** Data section **
┄┄┄┄┄┄┄┄┄┄
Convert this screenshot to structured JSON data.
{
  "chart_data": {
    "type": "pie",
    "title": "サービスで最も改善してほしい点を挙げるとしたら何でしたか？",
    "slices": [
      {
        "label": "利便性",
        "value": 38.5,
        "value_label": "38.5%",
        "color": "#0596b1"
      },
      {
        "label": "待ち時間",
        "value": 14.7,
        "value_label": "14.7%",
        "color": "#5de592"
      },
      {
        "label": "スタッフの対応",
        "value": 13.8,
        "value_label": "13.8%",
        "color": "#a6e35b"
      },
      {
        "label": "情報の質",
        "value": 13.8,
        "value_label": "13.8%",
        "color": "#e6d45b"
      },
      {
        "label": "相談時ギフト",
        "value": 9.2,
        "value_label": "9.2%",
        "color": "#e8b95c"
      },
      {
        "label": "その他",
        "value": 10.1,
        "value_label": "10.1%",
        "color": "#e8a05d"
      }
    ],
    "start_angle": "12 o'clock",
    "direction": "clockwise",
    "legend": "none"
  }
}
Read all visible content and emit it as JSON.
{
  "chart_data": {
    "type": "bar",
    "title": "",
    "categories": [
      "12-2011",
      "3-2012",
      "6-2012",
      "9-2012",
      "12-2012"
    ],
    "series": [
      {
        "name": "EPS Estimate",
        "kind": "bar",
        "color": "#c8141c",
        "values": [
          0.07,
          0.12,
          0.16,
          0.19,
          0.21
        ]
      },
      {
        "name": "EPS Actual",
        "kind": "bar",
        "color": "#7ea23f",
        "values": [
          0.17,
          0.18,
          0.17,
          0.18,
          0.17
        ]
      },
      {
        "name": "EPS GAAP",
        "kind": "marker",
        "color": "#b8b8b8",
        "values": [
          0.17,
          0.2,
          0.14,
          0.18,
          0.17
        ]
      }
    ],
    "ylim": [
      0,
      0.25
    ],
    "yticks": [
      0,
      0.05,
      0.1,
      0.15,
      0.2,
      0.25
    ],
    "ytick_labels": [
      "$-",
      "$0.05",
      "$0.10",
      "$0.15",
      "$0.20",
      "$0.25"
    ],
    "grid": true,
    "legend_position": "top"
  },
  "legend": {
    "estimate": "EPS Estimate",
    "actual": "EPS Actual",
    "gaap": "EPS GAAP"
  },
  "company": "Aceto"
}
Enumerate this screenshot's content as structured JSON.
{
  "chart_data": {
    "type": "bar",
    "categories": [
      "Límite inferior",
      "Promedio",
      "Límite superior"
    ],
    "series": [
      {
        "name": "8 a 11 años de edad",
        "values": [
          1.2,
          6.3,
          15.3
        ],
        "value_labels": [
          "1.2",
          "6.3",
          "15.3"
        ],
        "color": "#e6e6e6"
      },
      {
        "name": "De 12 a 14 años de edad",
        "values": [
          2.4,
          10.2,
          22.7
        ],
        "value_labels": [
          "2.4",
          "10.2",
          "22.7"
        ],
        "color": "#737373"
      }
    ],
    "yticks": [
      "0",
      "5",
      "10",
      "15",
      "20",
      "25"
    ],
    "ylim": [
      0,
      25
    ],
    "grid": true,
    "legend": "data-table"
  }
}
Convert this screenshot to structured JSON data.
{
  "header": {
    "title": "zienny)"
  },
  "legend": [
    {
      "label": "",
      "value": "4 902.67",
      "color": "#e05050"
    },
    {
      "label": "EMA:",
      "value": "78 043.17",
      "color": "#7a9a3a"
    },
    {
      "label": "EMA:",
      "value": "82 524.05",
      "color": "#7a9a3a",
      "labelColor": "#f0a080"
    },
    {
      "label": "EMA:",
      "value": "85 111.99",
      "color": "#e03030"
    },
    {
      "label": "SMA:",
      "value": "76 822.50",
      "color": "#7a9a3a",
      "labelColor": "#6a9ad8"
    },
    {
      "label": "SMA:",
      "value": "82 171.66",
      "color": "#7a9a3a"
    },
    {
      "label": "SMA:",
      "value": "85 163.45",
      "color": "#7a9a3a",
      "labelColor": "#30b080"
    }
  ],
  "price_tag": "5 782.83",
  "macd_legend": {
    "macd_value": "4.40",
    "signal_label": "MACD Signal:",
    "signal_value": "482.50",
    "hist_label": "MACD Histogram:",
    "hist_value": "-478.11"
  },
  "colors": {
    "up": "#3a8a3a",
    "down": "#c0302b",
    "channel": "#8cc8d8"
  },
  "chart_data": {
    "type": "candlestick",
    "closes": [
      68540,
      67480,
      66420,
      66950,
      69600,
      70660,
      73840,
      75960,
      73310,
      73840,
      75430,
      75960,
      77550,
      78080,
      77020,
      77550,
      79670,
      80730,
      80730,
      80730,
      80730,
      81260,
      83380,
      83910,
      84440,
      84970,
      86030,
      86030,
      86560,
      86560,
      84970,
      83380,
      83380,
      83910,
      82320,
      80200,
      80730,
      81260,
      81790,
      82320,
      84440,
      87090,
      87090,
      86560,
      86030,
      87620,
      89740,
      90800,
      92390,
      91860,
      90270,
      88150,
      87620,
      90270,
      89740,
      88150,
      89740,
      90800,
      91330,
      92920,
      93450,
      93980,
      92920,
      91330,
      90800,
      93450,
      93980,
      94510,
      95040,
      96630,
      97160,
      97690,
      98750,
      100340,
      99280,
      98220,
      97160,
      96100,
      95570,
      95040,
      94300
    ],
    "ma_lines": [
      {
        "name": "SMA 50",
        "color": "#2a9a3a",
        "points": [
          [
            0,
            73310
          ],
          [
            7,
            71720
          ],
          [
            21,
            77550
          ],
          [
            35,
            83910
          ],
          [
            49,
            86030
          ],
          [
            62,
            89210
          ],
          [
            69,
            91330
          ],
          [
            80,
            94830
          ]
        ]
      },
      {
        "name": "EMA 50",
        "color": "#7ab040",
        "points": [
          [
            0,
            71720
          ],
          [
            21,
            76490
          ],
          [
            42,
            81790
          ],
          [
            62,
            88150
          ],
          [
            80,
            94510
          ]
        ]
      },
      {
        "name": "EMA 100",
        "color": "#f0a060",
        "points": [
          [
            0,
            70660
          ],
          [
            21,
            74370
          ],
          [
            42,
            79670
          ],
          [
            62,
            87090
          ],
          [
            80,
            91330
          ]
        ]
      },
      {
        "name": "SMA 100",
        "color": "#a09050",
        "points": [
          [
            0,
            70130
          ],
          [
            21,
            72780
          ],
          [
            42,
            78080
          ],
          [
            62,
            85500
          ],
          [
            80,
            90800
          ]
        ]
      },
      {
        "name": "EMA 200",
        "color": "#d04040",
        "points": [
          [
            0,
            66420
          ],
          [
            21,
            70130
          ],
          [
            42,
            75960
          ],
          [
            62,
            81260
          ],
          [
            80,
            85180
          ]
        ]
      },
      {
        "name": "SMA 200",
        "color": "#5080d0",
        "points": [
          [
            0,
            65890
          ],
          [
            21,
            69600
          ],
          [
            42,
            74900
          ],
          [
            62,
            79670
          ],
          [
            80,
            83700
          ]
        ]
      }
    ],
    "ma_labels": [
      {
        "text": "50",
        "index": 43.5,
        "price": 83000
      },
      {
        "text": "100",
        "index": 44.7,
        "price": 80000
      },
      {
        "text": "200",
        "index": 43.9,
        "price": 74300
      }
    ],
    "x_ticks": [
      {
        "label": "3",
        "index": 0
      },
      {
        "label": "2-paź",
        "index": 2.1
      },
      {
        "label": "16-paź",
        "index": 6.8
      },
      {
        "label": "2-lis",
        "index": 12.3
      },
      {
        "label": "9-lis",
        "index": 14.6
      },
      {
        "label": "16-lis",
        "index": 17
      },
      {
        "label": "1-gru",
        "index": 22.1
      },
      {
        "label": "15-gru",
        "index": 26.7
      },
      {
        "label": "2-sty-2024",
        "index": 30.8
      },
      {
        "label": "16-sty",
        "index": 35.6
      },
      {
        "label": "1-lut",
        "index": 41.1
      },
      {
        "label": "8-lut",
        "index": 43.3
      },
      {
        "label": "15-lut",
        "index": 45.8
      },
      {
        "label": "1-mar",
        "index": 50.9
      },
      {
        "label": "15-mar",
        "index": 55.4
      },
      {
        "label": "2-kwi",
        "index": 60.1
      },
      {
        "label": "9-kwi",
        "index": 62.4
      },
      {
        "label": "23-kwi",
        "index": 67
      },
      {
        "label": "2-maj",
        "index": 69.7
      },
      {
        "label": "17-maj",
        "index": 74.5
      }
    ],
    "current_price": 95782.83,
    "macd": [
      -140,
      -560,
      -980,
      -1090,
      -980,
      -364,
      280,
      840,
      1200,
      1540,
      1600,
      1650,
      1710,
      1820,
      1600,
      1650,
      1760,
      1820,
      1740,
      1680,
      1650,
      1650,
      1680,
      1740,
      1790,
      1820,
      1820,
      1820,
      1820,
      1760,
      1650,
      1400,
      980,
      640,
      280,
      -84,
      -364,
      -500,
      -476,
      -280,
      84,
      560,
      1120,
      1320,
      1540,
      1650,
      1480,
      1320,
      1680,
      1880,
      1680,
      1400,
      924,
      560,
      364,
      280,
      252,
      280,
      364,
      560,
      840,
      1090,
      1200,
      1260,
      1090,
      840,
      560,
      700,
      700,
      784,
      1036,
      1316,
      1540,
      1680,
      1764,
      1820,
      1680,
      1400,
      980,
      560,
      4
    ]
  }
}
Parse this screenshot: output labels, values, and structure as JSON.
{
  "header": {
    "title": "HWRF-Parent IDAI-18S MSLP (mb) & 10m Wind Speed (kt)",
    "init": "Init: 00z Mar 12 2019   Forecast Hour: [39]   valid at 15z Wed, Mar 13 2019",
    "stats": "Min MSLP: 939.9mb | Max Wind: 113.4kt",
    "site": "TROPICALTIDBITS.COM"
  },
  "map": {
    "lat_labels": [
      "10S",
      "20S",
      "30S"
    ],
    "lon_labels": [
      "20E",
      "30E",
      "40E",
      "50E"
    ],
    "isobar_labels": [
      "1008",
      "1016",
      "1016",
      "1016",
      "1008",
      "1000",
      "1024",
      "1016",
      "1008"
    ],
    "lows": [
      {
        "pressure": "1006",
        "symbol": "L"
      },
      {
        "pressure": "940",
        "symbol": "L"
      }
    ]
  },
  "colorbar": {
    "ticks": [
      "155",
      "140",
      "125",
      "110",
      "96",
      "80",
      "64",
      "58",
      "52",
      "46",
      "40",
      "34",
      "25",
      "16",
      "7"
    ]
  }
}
┄┄┄┄┄┄┄┄┄┄
** Goal **
Among the lines of the material, find those that hold the word "screenshot" and copy them.

** Written solution **
Convert this screenshot to structured JSON data.
Enumerate this screenshot's content as structured JSON.
Convert this screenshot to structured JSON data.
Parse this screenshot: output labels, values, and structure as JSON.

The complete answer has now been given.